■ **Written instruction**: Locate every line in the records below that contains the word "grid", and copy each one.

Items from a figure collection
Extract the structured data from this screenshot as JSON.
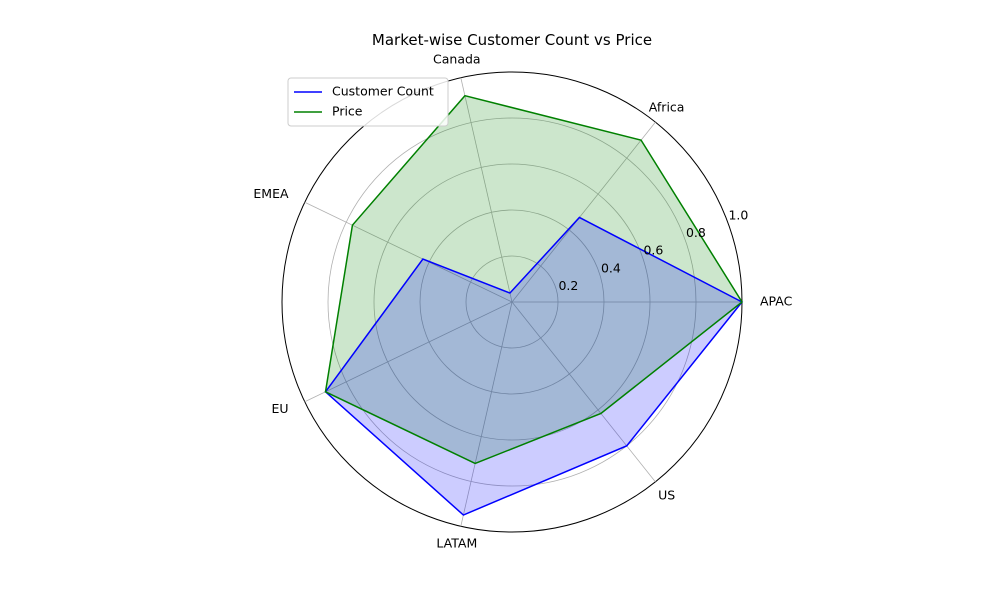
{
  "chart_data": {
    "type": "radar",
    "title": "Market-wise Customer Count vs Price",
    "categories": [
      "APAC",
      "Africa",
      "Canada",
      "EMEA",
      "EU",
      "LATAM",
      "US"
    ],
    "r_ticks": [
      "0.2",
      "0.4",
      "0.6",
      "0.8",
      "1.0"
    ],
    "r_tick_values": [
      0.2,
      0.4,
      0.6,
      0.8,
      1.0
    ],
    "rlim": [
      0,
      1.0
    ],
    "grid": true,
    "legend_position": "upper-left",
    "series": [
      {
        "name": "Customer Count",
        "color": "#0000ff",
        "fill": "#0000ff",
        "values": [
          1.0,
          0.47,
          0.04,
          0.43,
          0.9,
          0.95,
          0.8
        ]
      },
      {
        "name": "Price",
        "color": "#008000",
        "fill": "#008000",
        "values": [
          1.0,
          0.9,
          0.92,
          0.77,
          0.9,
          0.72,
          0.62
        ]
      }
    ]
  }
}
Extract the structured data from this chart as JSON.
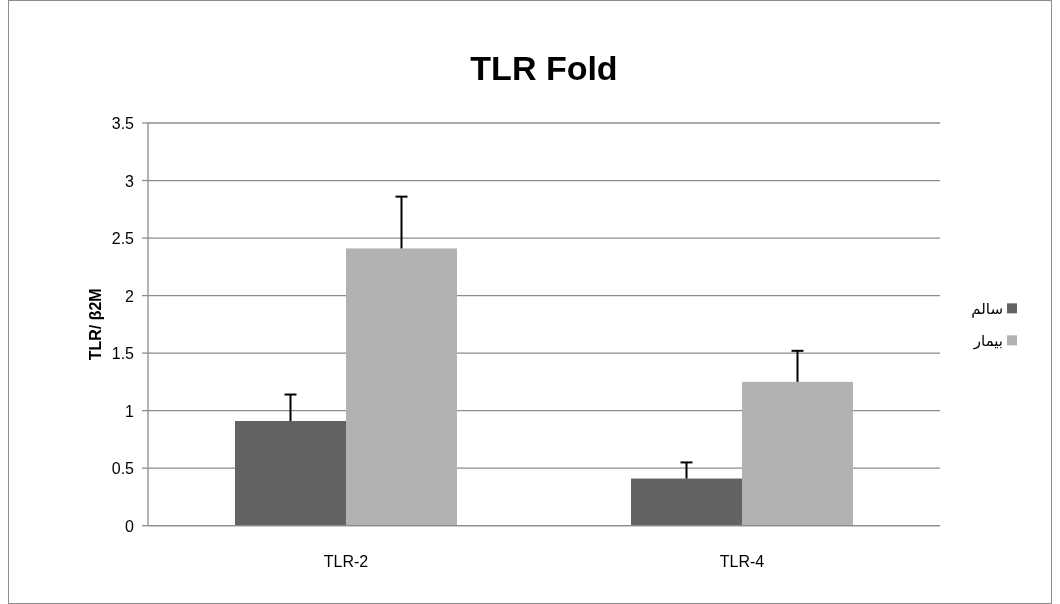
{
  "chart_data": {
    "type": "bar",
    "title": "TLR Fold",
    "ylabel": "TLR/ β2M",
    "categories": [
      "TLR-2",
      "TLR-4"
    ],
    "series": [
      {
        "name": "سالم",
        "color": "#636363",
        "values": [
          0.91,
          0.41
        ],
        "errors": [
          [
            0.91,
            1.14
          ],
          [
            0.41,
            0.55
          ]
        ]
      },
      {
        "name": "بیمار",
        "color": "#b2b2b2",
        "values": [
          2.41,
          1.25
        ],
        "errors": [
          [
            2.41,
            2.86
          ],
          [
            1.25,
            1.52
          ]
        ]
      }
    ],
    "ylim": [
      0,
      3.5
    ],
    "yticks": [
      0,
      0.5,
      1,
      1.5,
      2,
      2.5,
      3,
      3.5
    ],
    "grid": "y",
    "legend": "right"
  }
}
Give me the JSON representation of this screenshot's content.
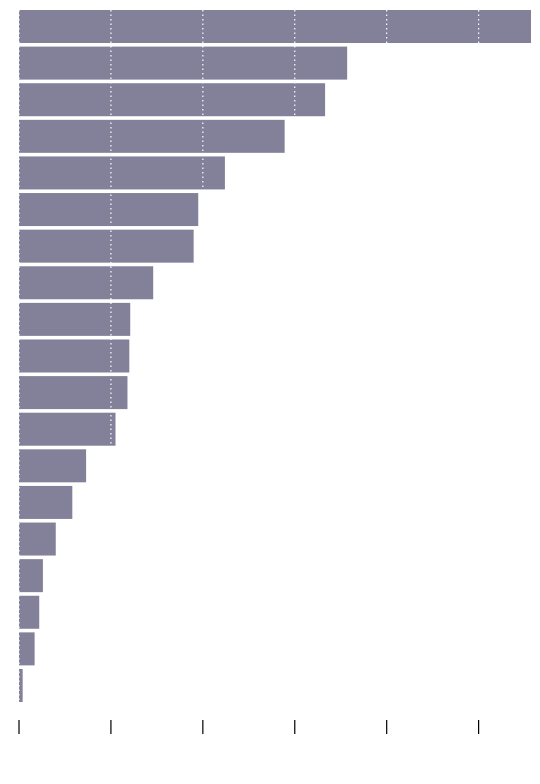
{
  "chart_data": {
    "type": "hbar",
    "orientation": "horizontal",
    "categories": [
      null,
      null,
      null,
      null,
      null,
      null,
      null,
      null,
      null,
      null,
      null,
      null,
      null,
      null,
      null,
      null,
      null,
      null,
      null
    ],
    "values": [
      5.57,
      3.57,
      3.33,
      2.89,
      2.24,
      1.95,
      1.9,
      1.46,
      1.21,
      1.2,
      1.18,
      1.05,
      0.73,
      0.58,
      0.4,
      0.26,
      0.22,
      0.17,
      0.04
    ],
    "color": "#83809a",
    "xlim": [
      0,
      5.57
    ],
    "xticks": [
      0,
      1,
      2,
      3,
      4,
      5
    ],
    "grid": true
  }
}
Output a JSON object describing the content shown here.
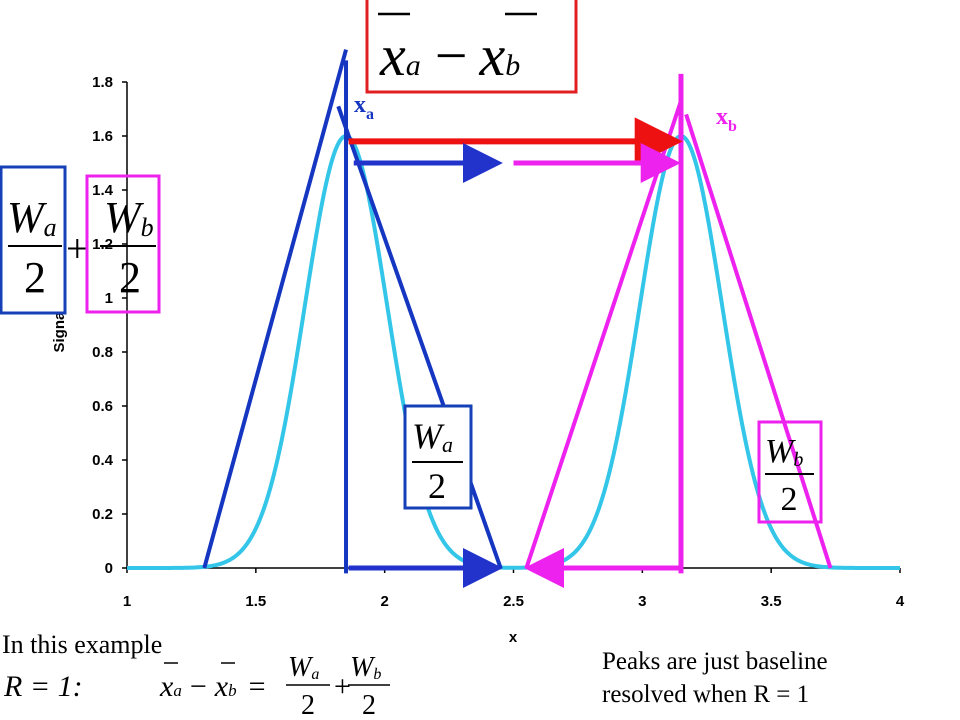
{
  "chart_data": {
    "type": "line",
    "title": "",
    "xlabel": "x",
    "ylabel": "Signal",
    "xlim": [
      1,
      4
    ],
    "ylim": [
      0,
      1.8
    ],
    "x_ticks": [
      "1",
      "1.5",
      "2",
      "2.5",
      "3",
      "3.5",
      "4"
    ],
    "x_tick_values": [
      1,
      1.5,
      2,
      2.5,
      3,
      3.5,
      4
    ],
    "y_ticks": [
      "0",
      "0.2",
      "0.4",
      "0.6",
      "0.8",
      "1",
      "1.2",
      "1.4",
      "1.6",
      "1.8"
    ],
    "y_tick_values": [
      0,
      0.2,
      0.4,
      0.6,
      0.8,
      1,
      1.2,
      1.4,
      1.6,
      1.8
    ],
    "grid": false,
    "series": [
      {
        "color": "#33c6e8",
        "peaks": [
          {
            "center": 1.85,
            "height": 1.6,
            "sigma": 0.16
          },
          {
            "center": 3.15,
            "height": 1.6,
            "sigma": 0.16
          }
        ]
      }
    ],
    "annotations": {
      "peak_a_label": {
        "main": "x",
        "sub": "a",
        "color": "#1536c0"
      },
      "peak_b_label": {
        "main": "x",
        "sub": "b",
        "color": "#ee22ee"
      },
      "tangent_a_left": {
        "x": [
          1.3,
          1.85
        ],
        "y": [
          0,
          1.92
        ],
        "color": "#1536c0"
      },
      "tangent_a_right": {
        "x": [
          1.82,
          2.45
        ],
        "y": [
          1.71,
          0
        ],
        "color": "#1536c0"
      },
      "tangent_b_left": {
        "x": [
          2.55,
          3.15
        ],
        "y": [
          0,
          1.73
        ],
        "color": "#ee22ee"
      },
      "tangent_b_right": {
        "x": [
          3.17,
          3.73
        ],
        "y": [
          1.68,
          0
        ],
        "color": "#ee22ee"
      },
      "center_line_a": {
        "x": 1.85,
        "y": [
          -0.02,
          1.88
        ],
        "color": "#1536c0"
      },
      "center_line_b": {
        "x": 3.15,
        "y": [
          -0.02,
          1.83
        ],
        "color": "#ee22ee"
      },
      "separation_arrow": {
        "x": [
          1.86,
          3.14
        ],
        "y": 1.58,
        "color": "#ee1111"
      },
      "half_width_arrow_a_top": {
        "x": [
          1.88,
          2.45
        ],
        "y": 1.5,
        "color": "#2233cc"
      },
      "half_width_arrow_b_top": {
        "x": [
          2.5,
          3.14
        ],
        "y": 1.5,
        "color": "#ee22ee"
      },
      "half_width_arrow_a_bottom": {
        "x": [
          1.86,
          2.45
        ],
        "y": 0,
        "color": "#2233cc"
      },
      "half_width_arrow_b_bottom": {
        "x": [
          3.15,
          2.55
        ],
        "y": 0,
        "color": "#ee22ee"
      }
    }
  },
  "formulas": {
    "top": {
      "a_var": "x",
      "a_sub": "a",
      "op": "−",
      "b_var": "x",
      "b_sub": "b",
      "border": "#e02020"
    },
    "left_a": {
      "num": "W",
      "sub": "a",
      "den": "2",
      "border": "#1540b8"
    },
    "left_plus": "+",
    "left_b": {
      "num": "W",
      "sub": "b",
      "den": "2",
      "border": "#ee22ee"
    },
    "mid_a": {
      "num": "W",
      "sub": "a",
      "den": "2",
      "border": "#1540b8"
    },
    "mid_b": {
      "num": "W",
      "sub": "b",
      "den": "2",
      "border": "#ee22ee"
    },
    "bottom": {
      "r_expr": "R = 1:",
      "xa": "x",
      "xa_sub": "a",
      "minus": "−",
      "xb": "x",
      "xb_sub": "b",
      "equals": "=",
      "wa": "W",
      "wa_sub": "a",
      "plus": "+",
      "wb": "W",
      "wb_sub": "b",
      "den": "2"
    }
  },
  "notes": {
    "left": "In this example",
    "right_line1": "Peaks are just baseline",
    "right_line2": "resolved when R = 1"
  }
}
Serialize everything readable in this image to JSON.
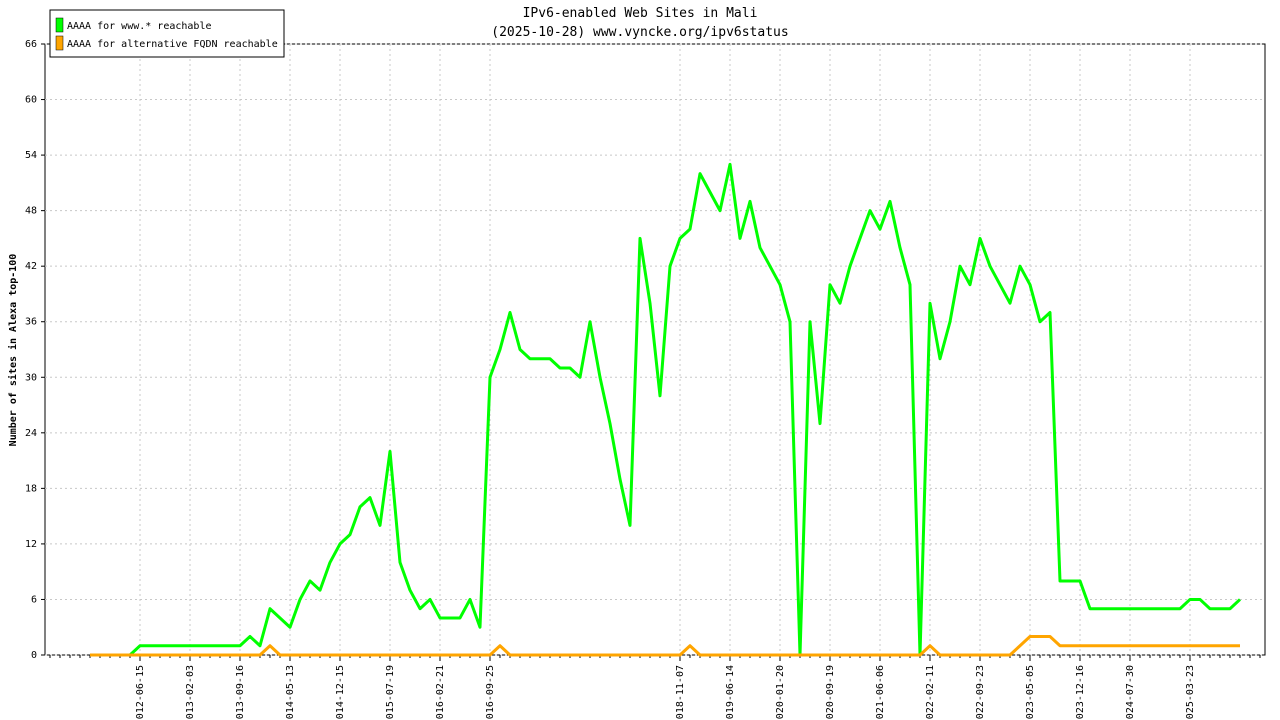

■ **Written response**:
    "grid": true,
    "grid": "y",
    "grid": true
    "grid": false,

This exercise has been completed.